--- Begin Records for processing ---

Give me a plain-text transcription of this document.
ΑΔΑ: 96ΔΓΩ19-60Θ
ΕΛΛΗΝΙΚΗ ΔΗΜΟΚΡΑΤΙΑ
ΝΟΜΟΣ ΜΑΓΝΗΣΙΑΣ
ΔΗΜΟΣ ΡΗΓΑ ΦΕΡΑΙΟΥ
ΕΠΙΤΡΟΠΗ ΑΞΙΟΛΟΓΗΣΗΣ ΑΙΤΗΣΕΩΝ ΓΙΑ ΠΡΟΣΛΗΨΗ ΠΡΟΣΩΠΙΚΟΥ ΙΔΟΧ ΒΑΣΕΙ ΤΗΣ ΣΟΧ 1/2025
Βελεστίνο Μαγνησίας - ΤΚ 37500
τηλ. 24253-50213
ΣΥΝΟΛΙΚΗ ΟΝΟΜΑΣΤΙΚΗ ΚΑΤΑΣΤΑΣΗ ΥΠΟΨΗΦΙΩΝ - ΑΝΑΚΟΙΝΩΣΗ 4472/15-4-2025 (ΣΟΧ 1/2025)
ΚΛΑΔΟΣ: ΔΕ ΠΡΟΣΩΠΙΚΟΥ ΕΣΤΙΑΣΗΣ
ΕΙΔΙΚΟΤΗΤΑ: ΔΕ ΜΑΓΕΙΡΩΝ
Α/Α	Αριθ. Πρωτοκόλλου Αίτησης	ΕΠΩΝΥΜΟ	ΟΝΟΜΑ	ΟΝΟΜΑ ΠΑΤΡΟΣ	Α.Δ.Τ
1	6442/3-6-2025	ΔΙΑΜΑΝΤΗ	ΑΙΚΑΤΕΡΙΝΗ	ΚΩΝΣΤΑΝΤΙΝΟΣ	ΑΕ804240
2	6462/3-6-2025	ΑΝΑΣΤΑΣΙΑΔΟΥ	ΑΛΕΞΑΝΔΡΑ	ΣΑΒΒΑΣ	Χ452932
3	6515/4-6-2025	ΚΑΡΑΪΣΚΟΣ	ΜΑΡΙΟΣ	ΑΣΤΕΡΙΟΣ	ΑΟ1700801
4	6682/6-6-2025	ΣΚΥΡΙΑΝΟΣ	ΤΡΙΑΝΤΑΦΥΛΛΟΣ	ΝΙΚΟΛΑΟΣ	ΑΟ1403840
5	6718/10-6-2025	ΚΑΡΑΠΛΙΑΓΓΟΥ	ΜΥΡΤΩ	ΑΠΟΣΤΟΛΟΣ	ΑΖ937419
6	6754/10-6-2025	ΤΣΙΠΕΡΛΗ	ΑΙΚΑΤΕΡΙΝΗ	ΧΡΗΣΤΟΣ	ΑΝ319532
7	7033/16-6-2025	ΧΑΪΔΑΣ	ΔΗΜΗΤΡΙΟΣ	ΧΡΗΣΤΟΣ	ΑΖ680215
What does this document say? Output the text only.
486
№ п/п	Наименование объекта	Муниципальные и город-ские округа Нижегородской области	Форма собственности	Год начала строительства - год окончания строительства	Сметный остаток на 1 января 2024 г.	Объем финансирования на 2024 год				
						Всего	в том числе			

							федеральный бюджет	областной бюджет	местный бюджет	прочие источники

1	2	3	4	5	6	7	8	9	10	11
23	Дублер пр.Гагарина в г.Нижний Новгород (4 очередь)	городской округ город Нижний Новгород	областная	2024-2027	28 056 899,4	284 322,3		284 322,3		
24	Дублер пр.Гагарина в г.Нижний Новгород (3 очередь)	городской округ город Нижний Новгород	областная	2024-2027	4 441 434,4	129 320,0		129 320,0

--- End Records for processing ---

Return, word for word, each line from the line that contains "What does this" to the end of the listing above; include both end lines and nothing else.

§ **Written solution**:
What does this document say? Output the text only.
486
№ п/п	Наименование объекта	Муниципальные и город-ские округа Нижегородской области	Форма собственности	Год начала строительства - год окончания строительства	Сметный остаток на 1 января 2024 г.	Объем финансирования на 2024 год				
						Всего	в том числе			

							федеральный бюджет	областной бюджет	местный бюджет	прочие источники

1	2	3	4	5	6	7	8	9	10	11
23	Дублер пр.Гагарина в г.Нижний Новгород (4 очередь)	городской округ город Нижний Новгород	областная	2024-2027	28 056 899,4	284 322,3		284 322,3		
24	Дублер пр.Гагарина в г.Нижний Новгород (3 очередь)	городской округ город Нижний Новгород	областная	2024-2027	4 441 434,4	129 320,0		129 320,0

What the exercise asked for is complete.